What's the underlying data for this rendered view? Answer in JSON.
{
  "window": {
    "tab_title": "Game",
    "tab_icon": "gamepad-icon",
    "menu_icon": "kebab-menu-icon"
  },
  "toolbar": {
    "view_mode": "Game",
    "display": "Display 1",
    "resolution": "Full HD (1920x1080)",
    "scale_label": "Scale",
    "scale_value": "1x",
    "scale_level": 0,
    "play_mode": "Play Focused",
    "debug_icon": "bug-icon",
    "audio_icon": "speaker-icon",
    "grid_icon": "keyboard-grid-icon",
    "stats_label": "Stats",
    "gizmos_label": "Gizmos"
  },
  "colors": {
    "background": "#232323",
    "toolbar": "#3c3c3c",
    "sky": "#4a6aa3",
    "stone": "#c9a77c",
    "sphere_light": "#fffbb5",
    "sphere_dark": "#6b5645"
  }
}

» Task statement
Your task is to output the full set of records exactly as presented.

» Expected answer
What's the underlying data for this rendered view? Answer in JSON.
{
  "window": {
    "tab_title": "Game",
    "tab_icon": "gamepad-icon",
    "menu_icon": "kebab-menu-icon"
  },
  "toolbar": {
    "view_mode": "Game",
    "display": "Display 1",
    "resolution": "Full HD (1920x1080)",
    "scale_label": "Scale",
    "scale_value": "1x",
    "scale_level": 0,
    "play_mode": "Play Focused",
    "debug_icon": "bug-icon",
    "audio_icon": "speaker-icon",
    "grid_icon": "keyboard-grid-icon",
    "stats_label": "Stats",
    "gizmos_label": "Gizmos"
  },
  "colors": {
    "background": "#232323",
    "toolbar": "#3c3c3c",
    "sky": "#4a6aa3",
    "stone": "#c9a77c",
    "sphere_light": "#fffbb5",
    "sphere_dark": "#6b5645"
  }
}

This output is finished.